- **WRITTEN EXERCISE**
Repeat each entry word for word. Leave any images out of the copy.
########################################
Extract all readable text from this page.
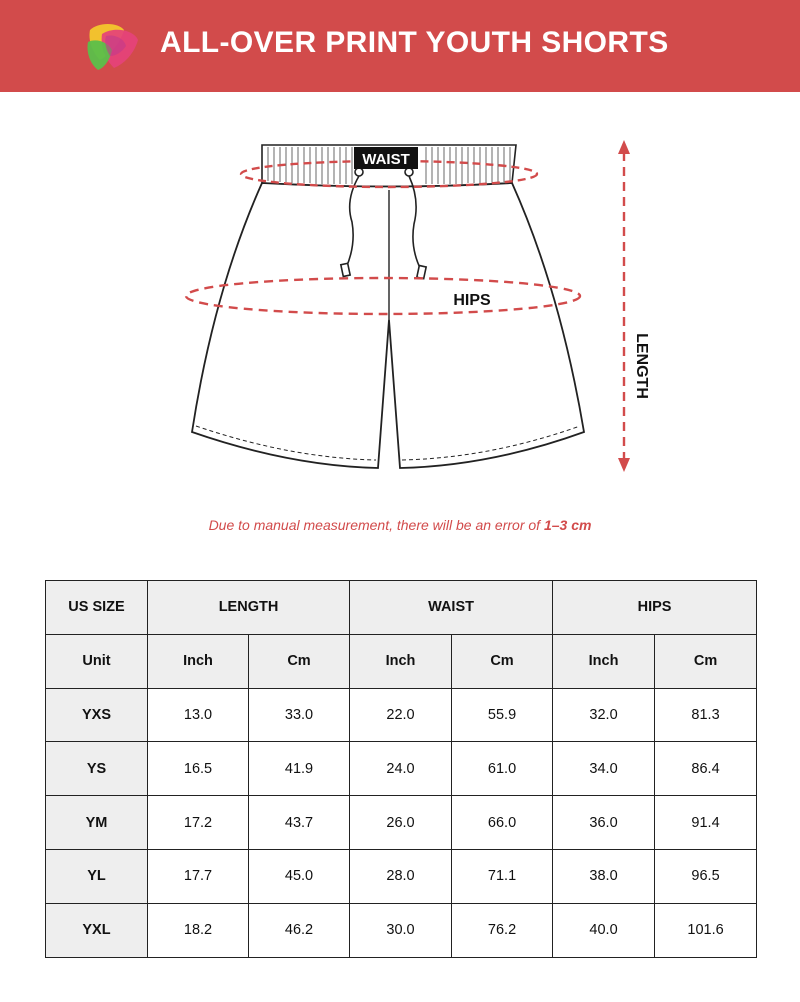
ALL-OVER PRINT YOUTH SHORTS
WAIST
HIPS
LENGTH
Due to manual measurement, there will be an error of 1–3 cm
US SIZE	LENGTH		WAIST		HIPS	
Unit	Inch	Cm	Inch	Cm	Inch	Cm
YXS	13.0	33.0	22.0	55.9	32.0	81.3
YS	16.5	41.9	24.0	61.0	34.0	86.4
YM	17.2	43.7	26.0	66.0	36.0	91.4
YL	17.7	45.0	28.0	71.1	38.0	96.5
YXL	18.2	46.2	30.0	76.2	40.0	101.6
########################################
- **RESULT FOR THIS EXERCISE**
Extract all readable text from this page.
ALL-OVER PRINT YOUTH SHORTS
WAIST
HIPS
LENGTH
Due to manual measurement, there will be an error of 1–3 cm
US SIZE	LENGTH		WAIST		HIPS	
Unit	Inch	Cm	Inch	Cm	Inch	Cm
YXS	13.0	33.0	22.0	55.9	32.0	81.3
YS	16.5	41.9	24.0	61.0	34.0	86.4
YM	17.2	43.7	26.0	66.0	36.0	91.4
YL	17.7	45.0	28.0	71.1	38.0	96.5
YXL	18.2	46.2	30.0	76.2	40.0	101.6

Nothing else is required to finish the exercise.